▶ [EXERCISE DETAILS]: Extract every line that contains the string "person".

▶ [DATASET RECORDS]:

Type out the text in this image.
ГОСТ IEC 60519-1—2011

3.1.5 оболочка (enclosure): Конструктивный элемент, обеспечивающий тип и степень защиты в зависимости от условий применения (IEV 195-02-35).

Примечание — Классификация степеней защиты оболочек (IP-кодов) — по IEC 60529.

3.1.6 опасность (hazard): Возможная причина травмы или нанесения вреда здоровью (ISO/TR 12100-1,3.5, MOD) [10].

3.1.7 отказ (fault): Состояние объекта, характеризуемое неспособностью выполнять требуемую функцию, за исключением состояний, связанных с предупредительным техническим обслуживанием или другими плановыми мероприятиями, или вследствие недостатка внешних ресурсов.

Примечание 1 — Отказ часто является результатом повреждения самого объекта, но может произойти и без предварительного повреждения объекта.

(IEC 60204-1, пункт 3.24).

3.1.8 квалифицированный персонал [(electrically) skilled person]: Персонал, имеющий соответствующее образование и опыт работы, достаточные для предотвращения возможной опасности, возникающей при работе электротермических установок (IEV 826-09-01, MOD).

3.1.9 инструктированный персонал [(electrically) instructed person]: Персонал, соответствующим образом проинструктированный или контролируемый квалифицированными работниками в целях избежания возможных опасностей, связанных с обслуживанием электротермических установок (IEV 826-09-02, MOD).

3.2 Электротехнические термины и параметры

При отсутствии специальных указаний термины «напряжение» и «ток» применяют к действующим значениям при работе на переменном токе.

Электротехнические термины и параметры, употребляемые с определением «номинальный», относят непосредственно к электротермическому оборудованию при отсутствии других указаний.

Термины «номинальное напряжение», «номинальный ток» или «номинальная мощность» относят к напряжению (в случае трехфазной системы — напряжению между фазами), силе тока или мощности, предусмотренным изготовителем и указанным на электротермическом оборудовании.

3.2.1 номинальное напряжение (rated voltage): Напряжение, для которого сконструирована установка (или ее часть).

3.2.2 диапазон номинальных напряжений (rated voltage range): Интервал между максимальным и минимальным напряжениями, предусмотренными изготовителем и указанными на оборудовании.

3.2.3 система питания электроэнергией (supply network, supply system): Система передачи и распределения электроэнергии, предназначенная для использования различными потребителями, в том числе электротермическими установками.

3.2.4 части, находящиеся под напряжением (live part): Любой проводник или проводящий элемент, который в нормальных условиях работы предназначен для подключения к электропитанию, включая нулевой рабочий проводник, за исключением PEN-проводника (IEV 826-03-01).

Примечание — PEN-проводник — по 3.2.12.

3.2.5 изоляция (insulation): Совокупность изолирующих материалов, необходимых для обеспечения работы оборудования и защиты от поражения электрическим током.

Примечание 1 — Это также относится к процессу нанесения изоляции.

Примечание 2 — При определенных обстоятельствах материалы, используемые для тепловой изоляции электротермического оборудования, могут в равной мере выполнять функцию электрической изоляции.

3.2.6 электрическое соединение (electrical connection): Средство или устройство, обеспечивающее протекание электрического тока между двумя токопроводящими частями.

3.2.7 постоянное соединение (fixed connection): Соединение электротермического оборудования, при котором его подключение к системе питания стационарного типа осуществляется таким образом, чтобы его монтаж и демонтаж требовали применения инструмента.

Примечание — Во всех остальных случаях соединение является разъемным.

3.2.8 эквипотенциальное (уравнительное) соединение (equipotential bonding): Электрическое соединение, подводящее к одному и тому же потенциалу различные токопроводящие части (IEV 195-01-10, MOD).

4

▶ [SOLUTION FOR THIS EXERCISE]:
3.1.8 квалифицированный персонал [(electrically) skilled person]: Персонал, имеющий соответствующее образование и опыт работы, достаточные для предотвращения возможной опасности, возникающей при работе электротермических установок (IEV 826-09-01, MOD).
3.1.9 инструктированный персонал [(electrically) instructed person]: Персонал, соответствующим образом проинструктированный или контролируемый квалифицированными работниками в целях избежания возможных опасностей, связанных с обслуживанием электротермических установок (IEV 826-09-02, MOD).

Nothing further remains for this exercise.